Task brief: Below is a listing; reproduce each line of it exactly.

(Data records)

....................

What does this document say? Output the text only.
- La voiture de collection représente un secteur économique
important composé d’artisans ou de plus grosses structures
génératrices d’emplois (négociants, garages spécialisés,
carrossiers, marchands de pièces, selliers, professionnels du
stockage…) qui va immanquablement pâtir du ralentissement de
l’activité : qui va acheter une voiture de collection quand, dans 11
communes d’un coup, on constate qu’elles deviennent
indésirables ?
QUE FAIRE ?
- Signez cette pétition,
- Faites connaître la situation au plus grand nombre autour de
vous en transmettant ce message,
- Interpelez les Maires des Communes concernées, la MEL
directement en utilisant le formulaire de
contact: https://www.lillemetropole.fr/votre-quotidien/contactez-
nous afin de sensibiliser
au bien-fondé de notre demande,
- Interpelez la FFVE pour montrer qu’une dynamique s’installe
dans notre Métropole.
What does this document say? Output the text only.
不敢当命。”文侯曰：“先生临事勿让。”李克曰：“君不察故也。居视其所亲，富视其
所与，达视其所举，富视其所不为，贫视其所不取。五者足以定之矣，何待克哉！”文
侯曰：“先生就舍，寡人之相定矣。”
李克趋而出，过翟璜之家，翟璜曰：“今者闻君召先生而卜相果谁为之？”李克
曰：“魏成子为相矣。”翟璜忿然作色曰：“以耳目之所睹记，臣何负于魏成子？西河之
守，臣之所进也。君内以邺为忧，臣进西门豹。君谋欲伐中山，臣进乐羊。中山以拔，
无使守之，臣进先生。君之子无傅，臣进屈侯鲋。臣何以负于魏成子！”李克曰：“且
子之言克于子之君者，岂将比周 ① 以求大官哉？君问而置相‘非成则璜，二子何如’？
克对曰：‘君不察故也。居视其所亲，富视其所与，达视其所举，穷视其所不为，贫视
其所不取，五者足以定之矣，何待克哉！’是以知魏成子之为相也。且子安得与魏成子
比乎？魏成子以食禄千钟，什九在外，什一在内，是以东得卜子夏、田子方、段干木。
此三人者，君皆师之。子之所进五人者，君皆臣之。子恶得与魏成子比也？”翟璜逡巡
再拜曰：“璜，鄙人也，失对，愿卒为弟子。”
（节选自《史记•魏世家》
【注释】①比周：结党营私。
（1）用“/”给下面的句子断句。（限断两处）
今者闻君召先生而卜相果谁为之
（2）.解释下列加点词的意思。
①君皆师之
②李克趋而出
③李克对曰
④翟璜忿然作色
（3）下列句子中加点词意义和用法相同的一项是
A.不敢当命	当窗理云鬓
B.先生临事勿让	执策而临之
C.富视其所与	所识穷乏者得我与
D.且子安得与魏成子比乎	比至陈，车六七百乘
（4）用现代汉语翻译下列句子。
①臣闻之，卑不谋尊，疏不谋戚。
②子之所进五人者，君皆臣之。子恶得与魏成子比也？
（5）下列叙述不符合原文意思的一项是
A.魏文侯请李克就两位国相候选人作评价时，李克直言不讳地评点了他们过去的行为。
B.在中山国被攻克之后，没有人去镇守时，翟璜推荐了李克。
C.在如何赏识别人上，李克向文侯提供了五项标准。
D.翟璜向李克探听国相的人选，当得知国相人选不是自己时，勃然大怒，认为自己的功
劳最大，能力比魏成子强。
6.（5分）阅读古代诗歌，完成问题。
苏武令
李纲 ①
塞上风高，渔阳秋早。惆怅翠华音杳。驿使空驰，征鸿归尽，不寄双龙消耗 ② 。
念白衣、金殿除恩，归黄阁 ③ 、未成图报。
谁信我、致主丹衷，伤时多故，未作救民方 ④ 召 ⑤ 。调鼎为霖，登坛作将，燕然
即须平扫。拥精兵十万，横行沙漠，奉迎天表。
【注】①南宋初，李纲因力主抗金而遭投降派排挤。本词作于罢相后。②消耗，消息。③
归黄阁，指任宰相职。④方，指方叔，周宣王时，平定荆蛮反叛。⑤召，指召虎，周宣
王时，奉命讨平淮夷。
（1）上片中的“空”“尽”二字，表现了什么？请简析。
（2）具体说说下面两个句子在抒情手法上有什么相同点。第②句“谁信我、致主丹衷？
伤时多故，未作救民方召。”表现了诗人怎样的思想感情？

....................

Task output:
What does this document say? Output the text only.
- La voiture de collection représente un secteur économique
important composé d’artisans ou de plus grosses structures
génératrices d’emplois (négociants, garages spécialisés,
carrossiers, marchands de pièces, selliers, professionnels du
stockage…) qui va immanquablement pâtir du ralentissement de
l’activité : qui va acheter une voiture de collection quand, dans 11
communes d’un coup, on constate qu’elles deviennent
indésirables ?
QUE FAIRE ?
- Signez cette pétition,
- Faites connaître la situation au plus grand nombre autour de
vous en transmettant ce message,
- Interpelez les Maires des Communes concernées, la MEL
directement en utilisant le formulaire de
contact: https://www.lillemetropole.fr/votre-quotidien/contactez-
nous afin de sensibiliser
au bien-fondé de notre demande,
- Interpelez la FFVE pour montrer qu’une dynamique s’installe
dans notre Métropole.
What does this document say? Output the text only.
不敢当命。”文侯曰：“先生临事勿让。”李克曰：“君不察故也。居视其所亲，富视其
所与，达视其所举，富视其所不为，贫视其所不取。五者足以定之矣，何待克哉！”文
侯曰：“先生就舍，寡人之相定矣。”
李克趋而出，过翟璜之家，翟璜曰：“今者闻君召先生而卜相果谁为之？”李克
曰：“魏成子为相矣。”翟璜忿然作色曰：“以耳目之所睹记，臣何负于魏成子？西河之
守，臣之所进也。君内以邺为忧，臣进西门豹。君谋欲伐中山，臣进乐羊。中山以拔，
无使守之，臣进先生。君之子无傅，臣进屈侯鲋。臣何以负于魏成子！”李克曰：“且
子之言克于子之君者，岂将比周 ① 以求大官哉？君问而置相‘非成则璜，二子何如’？
克对曰：‘君不察故也。居视其所亲，富视其所与，达视其所举，穷视其所不为，贫视
其所不取，五者足以定之矣，何待克哉！’是以知魏成子之为相也。且子安得与魏成子
比乎？魏成子以食禄千钟，什九在外，什一在内，是以东得卜子夏、田子方、段干木。
此三人者，君皆师之。子之所进五人者，君皆臣之。子恶得与魏成子比也？”翟璜逡巡
再拜曰：“璜，鄙人也，失对，愿卒为弟子。”
（节选自《史记•魏世家》
【注释】①比周：结党营私。
（1）用“/”给下面的句子断句。（限断两处）
今者闻君召先生而卜相果谁为之
（2）.解释下列加点词的意思。
①君皆师之
②李克趋而出
③李克对曰
④翟璜忿然作色
（3）下列句子中加点词意义和用法相同的一项是
A.不敢当命	当窗理云鬓
B.先生临事勿让	执策而临之
C.富视其所与	所识穷乏者得我与
D.且子安得与魏成子比乎	比至陈，车六七百乘
（4）用现代汉语翻译下列句子。
①臣闻之，卑不谋尊，疏不谋戚。
②子之所进五人者，君皆臣之。子恶得与魏成子比也？
（5）下列叙述不符合原文意思的一项是
A.魏文侯请李克就两位国相候选人作评价时，李克直言不讳地评点了他们过去的行为。
B.在中山国被攻克之后，没有人去镇守时，翟璜推荐了李克。
C.在如何赏识别人上，李克向文侯提供了五项标准。
D.翟璜向李克探听国相的人选，当得知国相人选不是自己时，勃然大怒，认为自己的功
劳最大，能力比魏成子强。
6.（5分）阅读古代诗歌，完成问题。
苏武令
李纲 ①
塞上风高，渔阳秋早。惆怅翠华音杳。驿使空驰，征鸿归尽，不寄双龙消耗 ② 。
念白衣、金殿除恩，归黄阁 ③ 、未成图报。
谁信我、致主丹衷，伤时多故，未作救民方 ④ 召 ⑤ 。调鼎为霖，登坛作将，燕然
即须平扫。拥精兵十万，横行沙漠，奉迎天表。
【注】①南宋初，李纲因力主抗金而遭投降派排挤。本词作于罢相后。②消耗，消息。③
归黄阁，指任宰相职。④方，指方叔，周宣王时，平定荆蛮反叛。⑤召，指召虎，周宣
王时，奉命讨平淮夷。
（1）上片中的“空”“尽”二字，表现了什么？请简析。
（2）具体说说下面两个句子在抒情手法上有什么相同点。第②句“谁信我、致主丹衷？
伤时多故，未作救民方召。”表现了诗人怎样的思想感情？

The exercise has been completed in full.